### Goal
Reproduce each line of the material exactly, minus any picture.

### Source data
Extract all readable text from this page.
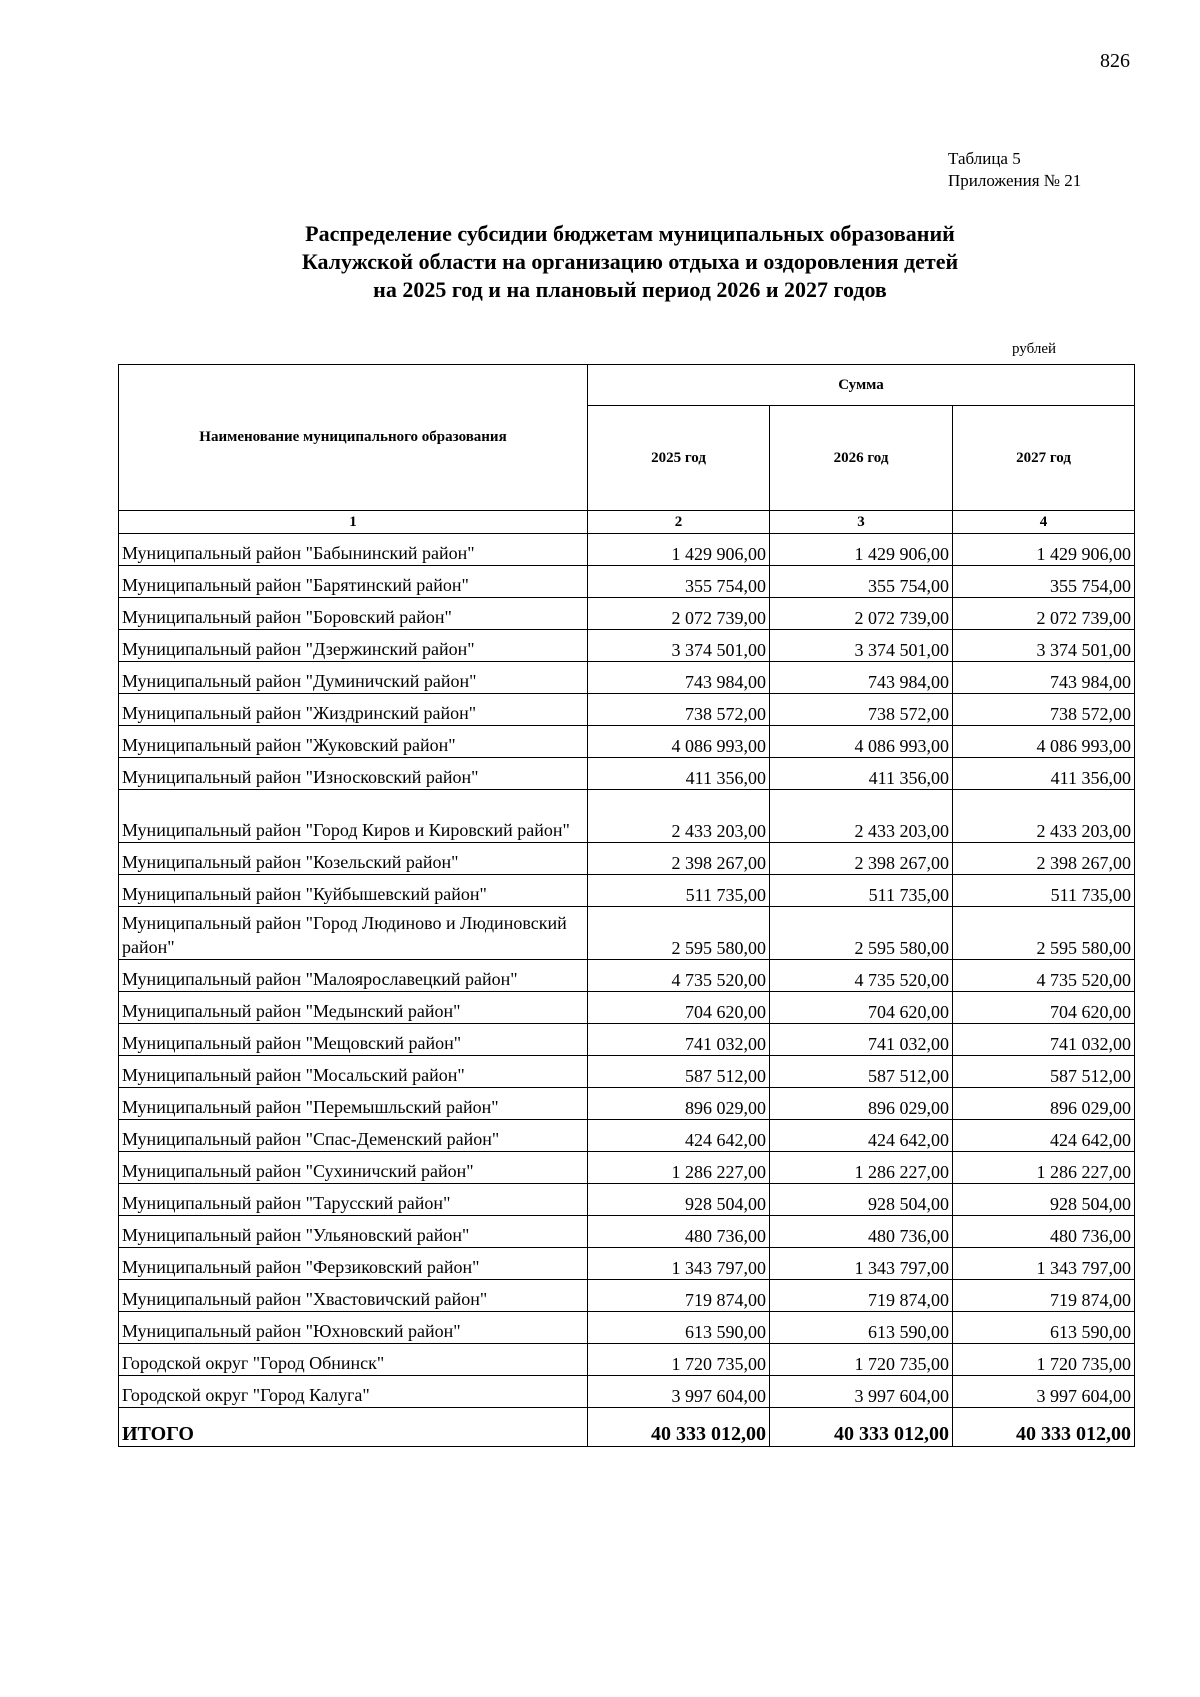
826
Таблица 5
Приложения № 21
Распределение субсидии бюджетам муниципальных образований
Калужской области на организацию отдыха и оздоровления детей
на 2025 год и на плановый период 2026 и 2027 годов
рублей
Наименование муниципального образования	Сумма		
	2025 год	2026 год	2027 год
1	2	3	4
Муниципальный район "Бабынинский район"	1 429 906,00	1 429 906,00	1 429 906,00
Муниципальный район "Барятинский район"	355 754,00	355 754,00	355 754,00
Муниципальный район "Боровский район"	2 072 739,00	2 072 739,00	2 072 739,00
Муниципальный район "Дзержинский район"	3 374 501,00	3 374 501,00	3 374 501,00
Муниципальный район "Думиничский район"	743 984,00	743 984,00	743 984,00
Муниципальный район "Жиздринский район"	738 572,00	738 572,00	738 572,00
Муниципальный район "Жуковский район"	4 086 993,00	4 086 993,00	4 086 993,00
Муниципальный район "Износковский район"	411 356,00	411 356,00	411 356,00
Муниципальный район "Город Киров и Кировский район"	2 433 203,00	2 433 203,00	2 433 203,00
Муниципальный район "Козельский район"	2 398 267,00	2 398 267,00	2 398 267,00
Муниципальный район "Куйбышевский район"	511 735,00	511 735,00	511 735,00
Муниципальный район "Город Людиново и Людиновский район"	2 595 580,00	2 595 580,00	2 595 580,00
Муниципальный район "Малоярославецкий район"	4 735 520,00	4 735 520,00	4 735 520,00
Муниципальный район "Медынский район"	704 620,00	704 620,00	704 620,00
Муниципальный район "Мещовский район"	741 032,00	741 032,00	741 032,00
Муниципальный район "Мосальский район"	587 512,00	587 512,00	587 512,00
Муниципальный район "Перемышльский район"	896 029,00	896 029,00	896 029,00
Муниципальный район "Спас-Деменский район"	424 642,00	424 642,00	424 642,00
Муниципальный район "Сухиничский район"	1 286 227,00	1 286 227,00	1 286 227,00
Муниципальный район "Тарусский район"	928 504,00	928 504,00	928 504,00
Муниципальный район "Ульяновский район"	480 736,00	480 736,00	480 736,00
Муниципальный район "Ферзиковский район"	1 343 797,00	1 343 797,00	1 343 797,00
Муниципальный район "Хвастовичский район"	719 874,00	719 874,00	719 874,00
Муниципальный район "Юхновский район"	613 590,00	613 590,00	613 590,00
Городской округ "Город Обнинск"	1 720 735,00	1 720 735,00	1 720 735,00
Городской округ "Город Калуга"	3 997 604,00	3 997 604,00	3 997 604,00
ИТОГО	40 333 012,00	40 333 012,00	40 333 012,00
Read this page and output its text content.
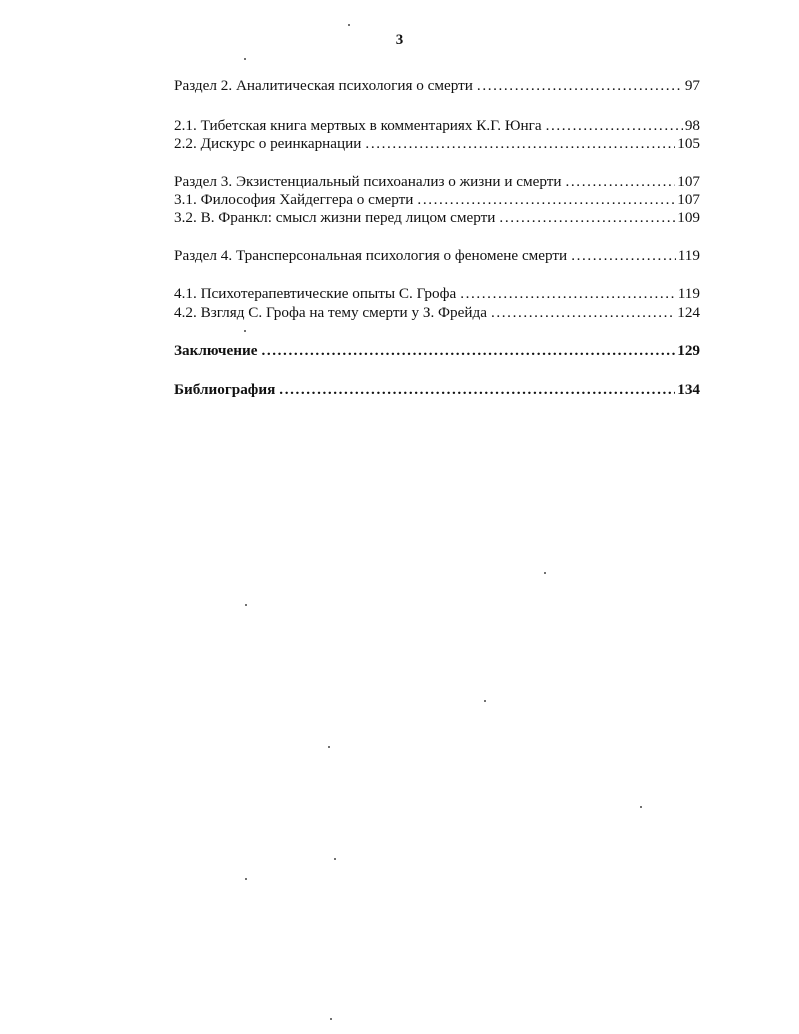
3
Раздел 2. Аналитическая психология о смерти .....	97
2.1. Тибетская книга мертвых в комментариях К.Г. Юнга .....	98
2.2. Дискурс о реинкарнации .....	105
Раздел 3. Экзистенциальный психоанализ о жизни и смерти .....	107
3.1. Философия Хайдеггера о смерти .....	107
3.2. В. Франкл: смысл жизни перед лицом смерти .....	109
Раздел 4. Трансперсональная психология о феномене смерти .....	119
4.1. Психотерапевтические опыты С. Грофа .....	119
4.2. Взгляд С. Грофа на тему смерти у З. Фрейда .....	124
Заключение .....	129
Библиография .....	134
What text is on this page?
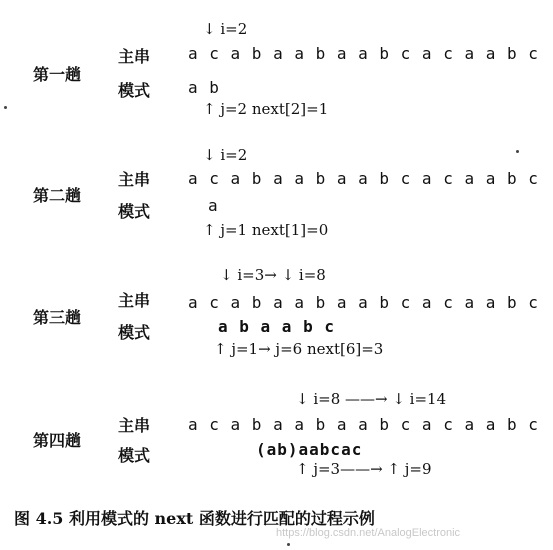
↓ i=2
第一趟
主串 a c a b a a b a a b c a c a a b c
模式 a b
↑ j=2 next[2]=1
↓ i=2
第二趟
主串 a c a b a a b a a b c a c a a b c
模式	a
↑ j=1 next[1]=0
↓ i=3→ ↓ i=8
第三趟
主串 a c a b a a b a a b c a c a a b c
模式	a b a a b c
↑ j=1→ j=6 next[6]=3
↓ i=8 ——→ ↓ i=14
第四趟
主串 a c a b a a b a a b c a c a a b c
模式	(ab)aabcac
↑ j=3——→ ↑ j=9
图 4.5 利用模式的 next 函数进行匹配的过程示例
https://blog.csdn.net/AnalogElectronic
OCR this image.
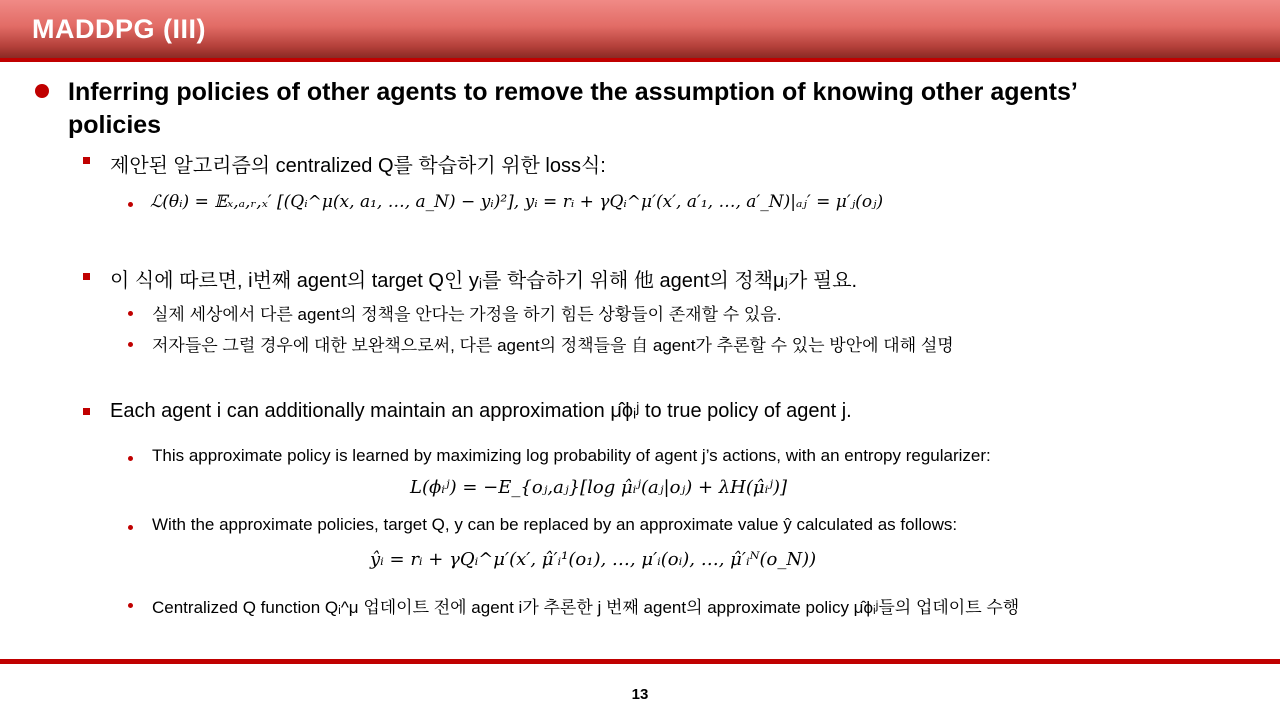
MADDPG (III)
Inferring policies of other agents to remove the assumption of knowing other agents’
policies
제안된 알고리즘의 centralized Q를 학습하기 위한 loss식:
ℒ(θᵢ) = 𝔼ₓ,ₐ,ᵣ,ₓ′ [(Qᵢ^μ(x, a₁, …, a_N) − yᵢ)²], yᵢ = rᵢ + γQᵢ^μ′(x′, a′₁, …, a′_N)|ₐⱼ′ = μ′ⱼ(oⱼ)
이 식에 따르면, i번째 agent의 target Q인 yᵢ를 학습하기 위해 他 agent의 정책μⱼ가 필요.
실제 세상에서 다른 agent의 정책을 안다는 가정을 하기 힘든 상황들이 존재할 수 있음.
저자들은 그럴 경우에 대한 보완책으로써, 다른 agent의 정책들을 自 agent가 추론할 수 있는 방안에 대해 설명
Each agent i can additionally maintain an approximation μ̂ϕᵢʲ to true policy of agent j.
This approximate policy is learned by maximizing log probability of agent j’s actions, with an entropy regularizer:
L(ϕᵢʲ) = −E_{oⱼ,aⱼ}[log μ̂ᵢʲ(aⱼ|oⱼ) + λH(μ̂ᵢʲ)]
With the approximate policies, target Q, y can be replaced by an approximate value ŷ calculated as follows:
ŷᵢ = rᵢ + γQᵢ^μ′(x′, μ̂′ᵢ¹(o₁), …, μ′ᵢ(oᵢ), …, μ̂′ᵢᴺ(o_N))
Centralized Q function Qᵢ^μ 업데이트 전에 agent i가 추론한 j 번째 agent의 approximate policy μ̂ϕᵢʲ들의 업데이트 수행
13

### Exercise response
Extract all readable text from this page.
826
Таблица 5
Приложения № 21
Распределение субсидии бюджетам муниципальных образований
Калужской области на организацию отдыха и оздоровления детей
на 2025 год и на плановый период 2026 и 2027 годов
рублей
Наименование муниципального образования	Сумма		
	2025 год	2026 год	2027 год
1	2	3	4
Муниципальный район "Бабынинский район"	1 429 906,00	1 429 906,00	1 429 906,00
Муниципальный район "Барятинский район"	355 754,00	355 754,00	355 754,00
Муниципальный район "Боровский район"	2 072 739,00	2 072 739,00	2 072 739,00
Муниципальный район "Дзержинский район"	3 374 501,00	3 374 501,00	3 374 501,00
Муниципальный район "Думиничский район"	743 984,00	743 984,00	743 984,00
Муниципальный район "Жиздринский район"	738 572,00	738 572,00	738 572,00
Муниципальный район "Жуковский район"	4 086 993,00	4 086 993,00	4 086 993,00
Муниципальный район "Износковский район"	411 356,00	411 356,00	411 356,00
Муниципальный район "Город Киров и Кировский район"	2 433 203,00	2 433 203,00	2 433 203,00
Муниципальный район "Козельский район"	2 398 267,00	2 398 267,00	2 398 267,00
Муниципальный район "Куйбышевский район"	511 735,00	511 735,00	511 735,00
Муниципальный район "Город Людиново и Людиновский район"	2 595 580,00	2 595 580,00	2 595 580,00
Муниципальный район "Малоярославецкий район"	4 735 520,00	4 735 520,00	4 735 520,00
Муниципальный район "Медынский район"	704 620,00	704 620,00	704 620,00
Муниципальный район "Мещовский район"	741 032,00	741 032,00	741 032,00
Муниципальный район "Мосальский район"	587 512,00	587 512,00	587 512,00
Муниципальный район "Перемышльский район"	896 029,00	896 029,00	896 029,00
Муниципальный район "Спас-Деменский район"	424 642,00	424 642,00	424 642,00
Муниципальный район "Сухиничский район"	1 286 227,00	1 286 227,00	1 286 227,00
Муниципальный район "Тарусский район"	928 504,00	928 504,00	928 504,00
Муниципальный район "Ульяновский район"	480 736,00	480 736,00	480 736,00
Муниципальный район "Ферзиковский район"	1 343 797,00	1 343 797,00	1 343 797,00
Муниципальный район "Хвастовичский район"	719 874,00	719 874,00	719 874,00
Муниципальный район "Юхновский район"	613 590,00	613 590,00	613 590,00
Городской округ "Город Обнинск"	1 720 735,00	1 720 735,00	1 720 735,00
Городской округ "Город Калуга"	3 997 604,00	3 997 604,00	3 997 604,00
ИТОГО	40 333 012,00	40 333 012,00	40 333 012,00
Read this page and output its text content.
3
Раздел 2. Аналитическая психология о смерти .....	97
2.1. Тибетская книга мертвых в комментариях К.Г. Юнга .....	98
2.2. Дискурс о реинкарнации .....	105
Раздел 3. Экзистенциальный психоанализ о жизни и смерти .....	107
3.1. Философия Хайдеггера о смерти .....	107
3.2. В. Франкл: смысл жизни перед лицом смерти .....	109
Раздел 4. Трансперсональная психология о феномене смерти .....	119
4.1. Психотерапевтические опыты С. Грофа .....	119
4.2. Взгляд С. Грофа на тему смерти у З. Фрейда .....	124
Заключение .....	129
Библиография .....	134
What text is on this page?
↓ i=2
第一趟
主串 a c a b a a b a a b c a c a a b c
模式 a b
↑ j=2 next[2]=1
↓ i=2
第二趟
主串 a c a b a a b a a b c a c a a b c
模式	a
↑ j=1 next[1]=0
↓ i=3→ ↓ i=8
第三趟
主串 a c a b a a b a a b c a c a a b c
模式	a b a a b c
↑ j=1→ j=6 next[6]=3
↓ i=8 ——→ ↓ i=14
第四趟
主串 a c a b a a b a a b c a c a a b c
模式	(ab)aabcac
↑ j=3——→ ↑ j=9
图 4.5 利用模式的 next 函数进行匹配的过程示例
https://blog.csdn.net/AnalogElectronic
OCR this image.
MADDPG (III)
Inferring policies of other agents to remove the assumption of knowing other agents’
policies
제안된 알고리즘의 centralized Q를 학습하기 위한 loss식:
ℒ(θᵢ) = 𝔼ₓ,ₐ,ᵣ,ₓ′ [(Qᵢ^μ(x, a₁, …, a_N) − yᵢ)²], yᵢ = rᵢ + γQᵢ^μ′(x′, a′₁, …, a′_N)|ₐⱼ′ = μ′ⱼ(oⱼ)
이 식에 따르면, i번째 agent의 target Q인 yᵢ를 학습하기 위해 他 agent의 정책μⱼ가 필요.
실제 세상에서 다른 agent의 정책을 안다는 가정을 하기 힘든 상황들이 존재할 수 있음.
저자들은 그럴 경우에 대한 보완책으로써, 다른 agent의 정책들을 自 agent가 추론할 수 있는 방안에 대해 설명
Each agent i can additionally maintain an approximation μ̂ϕᵢʲ to true policy of agent j.
This approximate policy is learned by maximizing log probability of agent j’s actions, with an entropy regularizer:
L(ϕᵢʲ) = −E_{oⱼ,aⱼ}[log μ̂ᵢʲ(aⱼ|oⱼ) + λH(μ̂ᵢʲ)]
With the approximate policies, target Q, y can be replaced by an approximate value ŷ calculated as follows:
ŷᵢ = rᵢ + γQᵢ^μ′(x′, μ̂′ᵢ¹(o₁), …, μ′ᵢ(oᵢ), …, μ̂′ᵢᴺ(o_N))
Centralized Q function Qᵢ^μ 업데이트 전에 agent i가 추론한 j 번째 agent의 approximate policy μ̂ϕᵢʲ들의 업데이트 수행
13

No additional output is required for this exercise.